Records from a data source
════════════════
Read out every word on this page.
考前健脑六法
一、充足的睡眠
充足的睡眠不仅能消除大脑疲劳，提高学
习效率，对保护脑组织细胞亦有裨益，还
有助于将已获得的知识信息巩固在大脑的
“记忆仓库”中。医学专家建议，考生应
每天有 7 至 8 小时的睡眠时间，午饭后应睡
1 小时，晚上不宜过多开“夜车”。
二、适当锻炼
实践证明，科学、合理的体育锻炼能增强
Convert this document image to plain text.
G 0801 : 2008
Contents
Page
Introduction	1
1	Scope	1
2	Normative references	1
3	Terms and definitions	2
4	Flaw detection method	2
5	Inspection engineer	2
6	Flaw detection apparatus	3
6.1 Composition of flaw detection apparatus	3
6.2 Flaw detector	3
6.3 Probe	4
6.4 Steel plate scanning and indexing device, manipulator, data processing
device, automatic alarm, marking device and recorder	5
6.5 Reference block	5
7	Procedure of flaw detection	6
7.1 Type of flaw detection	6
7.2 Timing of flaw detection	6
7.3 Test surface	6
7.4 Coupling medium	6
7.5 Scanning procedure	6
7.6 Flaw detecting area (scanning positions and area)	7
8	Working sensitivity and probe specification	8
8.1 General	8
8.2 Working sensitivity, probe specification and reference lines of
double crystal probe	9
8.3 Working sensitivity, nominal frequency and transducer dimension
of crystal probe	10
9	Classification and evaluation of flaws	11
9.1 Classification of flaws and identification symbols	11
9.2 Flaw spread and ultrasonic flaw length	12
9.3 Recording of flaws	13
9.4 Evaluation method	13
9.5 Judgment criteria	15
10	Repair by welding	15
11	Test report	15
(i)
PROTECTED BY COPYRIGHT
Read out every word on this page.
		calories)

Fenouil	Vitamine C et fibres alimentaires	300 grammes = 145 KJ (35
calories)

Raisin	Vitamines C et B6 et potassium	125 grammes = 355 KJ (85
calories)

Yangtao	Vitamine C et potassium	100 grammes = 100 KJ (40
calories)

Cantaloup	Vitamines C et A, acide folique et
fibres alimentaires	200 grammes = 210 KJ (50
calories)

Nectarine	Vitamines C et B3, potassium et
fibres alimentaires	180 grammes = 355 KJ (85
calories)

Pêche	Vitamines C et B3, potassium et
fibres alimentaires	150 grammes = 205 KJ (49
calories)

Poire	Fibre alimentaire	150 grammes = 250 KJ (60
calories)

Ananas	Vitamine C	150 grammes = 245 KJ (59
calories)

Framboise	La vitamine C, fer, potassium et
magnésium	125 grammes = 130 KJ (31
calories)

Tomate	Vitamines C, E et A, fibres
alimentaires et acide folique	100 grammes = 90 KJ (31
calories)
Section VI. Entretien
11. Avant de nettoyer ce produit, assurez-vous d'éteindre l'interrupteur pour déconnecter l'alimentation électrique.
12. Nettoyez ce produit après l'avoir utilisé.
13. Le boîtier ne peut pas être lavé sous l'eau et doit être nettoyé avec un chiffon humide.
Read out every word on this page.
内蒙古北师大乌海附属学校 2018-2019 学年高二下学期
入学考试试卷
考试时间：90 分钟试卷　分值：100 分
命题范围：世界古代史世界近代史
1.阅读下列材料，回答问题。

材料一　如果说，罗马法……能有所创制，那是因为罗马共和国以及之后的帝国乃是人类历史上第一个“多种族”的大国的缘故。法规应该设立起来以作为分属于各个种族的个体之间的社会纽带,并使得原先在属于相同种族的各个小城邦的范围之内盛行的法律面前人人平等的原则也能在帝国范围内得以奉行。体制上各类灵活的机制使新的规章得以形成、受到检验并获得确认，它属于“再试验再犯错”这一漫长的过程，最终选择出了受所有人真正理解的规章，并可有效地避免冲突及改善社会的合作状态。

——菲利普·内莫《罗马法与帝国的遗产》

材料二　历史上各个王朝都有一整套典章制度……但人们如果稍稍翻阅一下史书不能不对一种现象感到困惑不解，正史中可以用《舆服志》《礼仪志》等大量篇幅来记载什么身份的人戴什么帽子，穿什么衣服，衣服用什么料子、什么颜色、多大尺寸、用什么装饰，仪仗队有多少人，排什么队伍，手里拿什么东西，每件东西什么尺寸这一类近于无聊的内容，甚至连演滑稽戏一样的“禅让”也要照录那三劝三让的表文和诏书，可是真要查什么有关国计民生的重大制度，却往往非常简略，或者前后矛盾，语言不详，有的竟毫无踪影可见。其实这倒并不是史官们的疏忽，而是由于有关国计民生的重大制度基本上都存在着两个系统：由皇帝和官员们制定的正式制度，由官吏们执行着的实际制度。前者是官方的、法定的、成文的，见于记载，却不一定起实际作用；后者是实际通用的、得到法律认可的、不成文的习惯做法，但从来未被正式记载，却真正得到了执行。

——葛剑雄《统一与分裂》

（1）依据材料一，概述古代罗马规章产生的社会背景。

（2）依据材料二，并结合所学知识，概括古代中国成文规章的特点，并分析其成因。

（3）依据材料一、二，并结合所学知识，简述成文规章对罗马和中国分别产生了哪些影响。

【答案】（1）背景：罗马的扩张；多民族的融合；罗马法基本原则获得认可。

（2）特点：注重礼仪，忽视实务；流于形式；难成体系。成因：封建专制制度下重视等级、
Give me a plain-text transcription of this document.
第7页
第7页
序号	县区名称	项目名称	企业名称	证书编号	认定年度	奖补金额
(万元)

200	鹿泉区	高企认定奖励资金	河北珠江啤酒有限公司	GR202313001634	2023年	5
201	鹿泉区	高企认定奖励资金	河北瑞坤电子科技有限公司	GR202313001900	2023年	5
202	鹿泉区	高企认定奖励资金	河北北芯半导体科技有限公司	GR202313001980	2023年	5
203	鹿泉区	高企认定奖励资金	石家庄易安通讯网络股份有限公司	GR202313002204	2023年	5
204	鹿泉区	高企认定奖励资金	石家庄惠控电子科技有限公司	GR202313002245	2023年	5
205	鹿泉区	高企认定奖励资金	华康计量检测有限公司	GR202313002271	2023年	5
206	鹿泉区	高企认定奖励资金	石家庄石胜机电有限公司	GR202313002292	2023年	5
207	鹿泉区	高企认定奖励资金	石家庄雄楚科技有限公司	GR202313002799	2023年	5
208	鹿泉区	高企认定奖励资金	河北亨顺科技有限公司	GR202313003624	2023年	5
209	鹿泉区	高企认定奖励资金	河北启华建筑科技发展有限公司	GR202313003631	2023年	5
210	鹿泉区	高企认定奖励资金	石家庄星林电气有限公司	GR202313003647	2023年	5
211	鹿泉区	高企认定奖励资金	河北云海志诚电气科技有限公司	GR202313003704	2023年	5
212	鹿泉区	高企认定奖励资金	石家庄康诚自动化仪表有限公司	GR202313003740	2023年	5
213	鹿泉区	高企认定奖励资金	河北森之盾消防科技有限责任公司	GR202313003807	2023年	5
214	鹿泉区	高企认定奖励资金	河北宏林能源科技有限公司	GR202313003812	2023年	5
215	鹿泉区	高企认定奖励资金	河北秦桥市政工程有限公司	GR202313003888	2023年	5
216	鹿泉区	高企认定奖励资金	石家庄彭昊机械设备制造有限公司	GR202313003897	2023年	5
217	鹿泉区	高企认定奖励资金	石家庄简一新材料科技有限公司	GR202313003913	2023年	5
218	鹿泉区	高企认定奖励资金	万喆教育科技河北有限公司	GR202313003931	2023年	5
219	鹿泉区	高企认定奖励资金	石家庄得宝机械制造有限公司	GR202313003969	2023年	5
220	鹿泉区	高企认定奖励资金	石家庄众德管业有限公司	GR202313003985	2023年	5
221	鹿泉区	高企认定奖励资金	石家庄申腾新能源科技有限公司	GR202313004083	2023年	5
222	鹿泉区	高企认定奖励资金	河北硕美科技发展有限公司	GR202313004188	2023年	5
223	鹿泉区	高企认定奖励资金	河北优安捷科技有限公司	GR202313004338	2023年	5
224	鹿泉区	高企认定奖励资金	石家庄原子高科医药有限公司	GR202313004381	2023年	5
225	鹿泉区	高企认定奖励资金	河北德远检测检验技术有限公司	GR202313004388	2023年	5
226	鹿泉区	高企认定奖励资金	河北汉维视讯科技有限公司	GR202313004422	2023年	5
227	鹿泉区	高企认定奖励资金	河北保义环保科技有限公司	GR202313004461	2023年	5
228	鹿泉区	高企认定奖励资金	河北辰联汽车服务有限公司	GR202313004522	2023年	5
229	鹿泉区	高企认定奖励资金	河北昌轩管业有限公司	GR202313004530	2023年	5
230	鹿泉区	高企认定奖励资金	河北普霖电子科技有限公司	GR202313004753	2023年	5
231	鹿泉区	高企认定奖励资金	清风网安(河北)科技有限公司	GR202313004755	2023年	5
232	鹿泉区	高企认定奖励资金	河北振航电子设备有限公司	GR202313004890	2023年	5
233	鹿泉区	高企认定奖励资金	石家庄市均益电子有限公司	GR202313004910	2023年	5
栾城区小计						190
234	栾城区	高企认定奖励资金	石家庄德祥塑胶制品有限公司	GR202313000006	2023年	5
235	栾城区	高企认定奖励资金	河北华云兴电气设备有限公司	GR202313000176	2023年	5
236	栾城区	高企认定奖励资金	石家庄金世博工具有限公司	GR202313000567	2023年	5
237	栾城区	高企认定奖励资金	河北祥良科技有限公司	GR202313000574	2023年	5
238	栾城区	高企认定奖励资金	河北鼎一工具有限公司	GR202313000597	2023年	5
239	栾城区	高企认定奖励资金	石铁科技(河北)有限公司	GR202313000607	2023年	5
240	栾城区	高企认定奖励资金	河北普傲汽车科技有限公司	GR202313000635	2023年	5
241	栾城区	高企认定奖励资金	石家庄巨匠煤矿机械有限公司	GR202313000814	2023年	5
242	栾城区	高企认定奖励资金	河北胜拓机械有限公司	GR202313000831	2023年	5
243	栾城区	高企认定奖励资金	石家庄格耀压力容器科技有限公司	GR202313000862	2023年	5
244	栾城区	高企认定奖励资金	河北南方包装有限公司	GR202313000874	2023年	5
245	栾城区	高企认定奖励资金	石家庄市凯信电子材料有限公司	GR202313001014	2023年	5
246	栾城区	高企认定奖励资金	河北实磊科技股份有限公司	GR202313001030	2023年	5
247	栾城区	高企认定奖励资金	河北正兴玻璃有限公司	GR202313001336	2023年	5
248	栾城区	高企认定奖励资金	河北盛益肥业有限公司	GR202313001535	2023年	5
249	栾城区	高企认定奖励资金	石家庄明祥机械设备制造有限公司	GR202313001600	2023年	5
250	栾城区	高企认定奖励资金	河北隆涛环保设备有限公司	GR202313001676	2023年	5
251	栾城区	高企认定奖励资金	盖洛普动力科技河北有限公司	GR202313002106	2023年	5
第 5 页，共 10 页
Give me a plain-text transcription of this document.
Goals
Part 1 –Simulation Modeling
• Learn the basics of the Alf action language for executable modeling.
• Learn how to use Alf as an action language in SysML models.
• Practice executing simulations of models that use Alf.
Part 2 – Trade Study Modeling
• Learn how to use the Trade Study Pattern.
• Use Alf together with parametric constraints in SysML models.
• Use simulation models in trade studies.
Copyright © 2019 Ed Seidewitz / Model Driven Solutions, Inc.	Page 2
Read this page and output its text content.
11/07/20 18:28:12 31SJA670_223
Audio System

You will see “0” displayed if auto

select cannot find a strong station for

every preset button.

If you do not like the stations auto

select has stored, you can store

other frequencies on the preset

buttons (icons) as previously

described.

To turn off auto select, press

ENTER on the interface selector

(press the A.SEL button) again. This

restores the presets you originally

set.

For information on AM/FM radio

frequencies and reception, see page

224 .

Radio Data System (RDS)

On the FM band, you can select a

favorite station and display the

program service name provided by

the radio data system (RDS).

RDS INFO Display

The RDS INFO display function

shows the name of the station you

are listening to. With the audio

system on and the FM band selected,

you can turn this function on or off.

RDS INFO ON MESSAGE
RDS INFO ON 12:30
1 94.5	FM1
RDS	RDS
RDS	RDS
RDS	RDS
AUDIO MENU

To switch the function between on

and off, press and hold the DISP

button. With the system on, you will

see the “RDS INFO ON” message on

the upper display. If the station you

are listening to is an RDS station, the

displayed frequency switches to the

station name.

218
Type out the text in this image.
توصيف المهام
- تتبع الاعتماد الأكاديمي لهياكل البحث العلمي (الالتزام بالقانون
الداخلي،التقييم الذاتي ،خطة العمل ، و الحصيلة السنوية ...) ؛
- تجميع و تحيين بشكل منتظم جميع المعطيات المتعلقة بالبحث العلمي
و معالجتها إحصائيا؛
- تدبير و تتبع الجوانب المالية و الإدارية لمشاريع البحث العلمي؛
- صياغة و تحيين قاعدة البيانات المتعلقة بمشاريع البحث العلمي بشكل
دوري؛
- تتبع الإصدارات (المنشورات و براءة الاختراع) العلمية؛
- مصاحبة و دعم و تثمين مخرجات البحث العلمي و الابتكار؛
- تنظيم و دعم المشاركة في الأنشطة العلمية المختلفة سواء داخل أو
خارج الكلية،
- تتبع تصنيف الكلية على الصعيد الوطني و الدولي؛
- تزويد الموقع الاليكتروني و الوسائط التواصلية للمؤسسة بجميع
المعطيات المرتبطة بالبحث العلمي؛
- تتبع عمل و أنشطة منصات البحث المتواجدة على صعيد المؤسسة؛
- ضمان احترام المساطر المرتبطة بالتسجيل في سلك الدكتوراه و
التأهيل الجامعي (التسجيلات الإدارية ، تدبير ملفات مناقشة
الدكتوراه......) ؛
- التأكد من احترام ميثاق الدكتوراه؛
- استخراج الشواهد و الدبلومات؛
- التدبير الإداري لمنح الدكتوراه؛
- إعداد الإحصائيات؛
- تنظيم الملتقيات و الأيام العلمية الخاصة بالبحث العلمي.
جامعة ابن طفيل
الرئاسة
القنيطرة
════════════════
- WHAT IS ASKED -
Return only the number of lines in the entries that contain the string "المرتبطة".

- FULL SOLUTION -
2